"""
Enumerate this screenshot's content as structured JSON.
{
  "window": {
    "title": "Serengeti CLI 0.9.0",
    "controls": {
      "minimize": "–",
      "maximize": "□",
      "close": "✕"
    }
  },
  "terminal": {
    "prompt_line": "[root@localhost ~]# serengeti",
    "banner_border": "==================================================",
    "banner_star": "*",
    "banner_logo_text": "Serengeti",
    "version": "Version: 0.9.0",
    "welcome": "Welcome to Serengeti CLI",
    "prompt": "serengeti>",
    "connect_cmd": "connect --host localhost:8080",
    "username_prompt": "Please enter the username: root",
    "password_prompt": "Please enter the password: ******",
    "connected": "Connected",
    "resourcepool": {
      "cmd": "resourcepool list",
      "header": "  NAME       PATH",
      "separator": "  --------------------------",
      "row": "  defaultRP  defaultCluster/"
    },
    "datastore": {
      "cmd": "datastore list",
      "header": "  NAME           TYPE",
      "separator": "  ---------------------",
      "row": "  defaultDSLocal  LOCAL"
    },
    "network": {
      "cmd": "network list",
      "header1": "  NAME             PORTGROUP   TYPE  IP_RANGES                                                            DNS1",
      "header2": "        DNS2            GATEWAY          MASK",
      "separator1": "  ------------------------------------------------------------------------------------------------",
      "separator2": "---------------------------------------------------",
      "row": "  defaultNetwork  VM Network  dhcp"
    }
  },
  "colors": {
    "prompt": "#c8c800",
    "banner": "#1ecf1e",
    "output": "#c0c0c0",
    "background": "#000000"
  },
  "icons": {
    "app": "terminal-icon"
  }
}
"""
**What the task requires:** Exact copies of all the records are required.

**Task output:**
Enumerate this screenshot's content as structured JSON.
{
  "window": {
    "title": "Serengeti CLI 0.9.0",
    "controls": {
      "minimize": "–",
      "maximize": "□",
      "close": "✕"
    }
  },
  "terminal": {
    "prompt_line": "[root@localhost ~]# serengeti",
    "banner_border": "==================================================",
    "banner_star": "*",
    "banner_logo_text": "Serengeti",
    "version": "Version: 0.9.0",
    "welcome": "Welcome to Serengeti CLI",
    "prompt": "serengeti>",
    "connect_cmd": "connect --host localhost:8080",
    "username_prompt": "Please enter the username: root",
    "password_prompt": "Please enter the password: ******",
    "connected": "Connected",
    "resourcepool": {
      "cmd": "resourcepool list",
      "header": "  NAME       PATH",
      "separator": "  --------------------------",
      "row": "  defaultRP  defaultCluster/"
    },
    "datastore": {
      "cmd": "datastore list",
      "header": "  NAME           TYPE",
      "separator": "  ---------------------",
      "row": "  defaultDSLocal  LOCAL"
    },
    "network": {
      "cmd": "network list",
      "header1": "  NAME             PORTGROUP   TYPE  IP_RANGES                                                            DNS1",
      "header2": "        DNS2            GATEWAY          MASK",
      "separator1": "  ------------------------------------------------------------------------------------------------",
      "separator2": "---------------------------------------------------",
      "row": "  defaultNetwork  VM Network  dhcp"
    }
  },
  "colors": {
    "prompt": "#c8c800",
    "banner": "#1ecf1e",
    "output": "#c0c0c0",
    "background": "#000000"
  },
  "icons": {
    "app": "terminal-icon"
  }
}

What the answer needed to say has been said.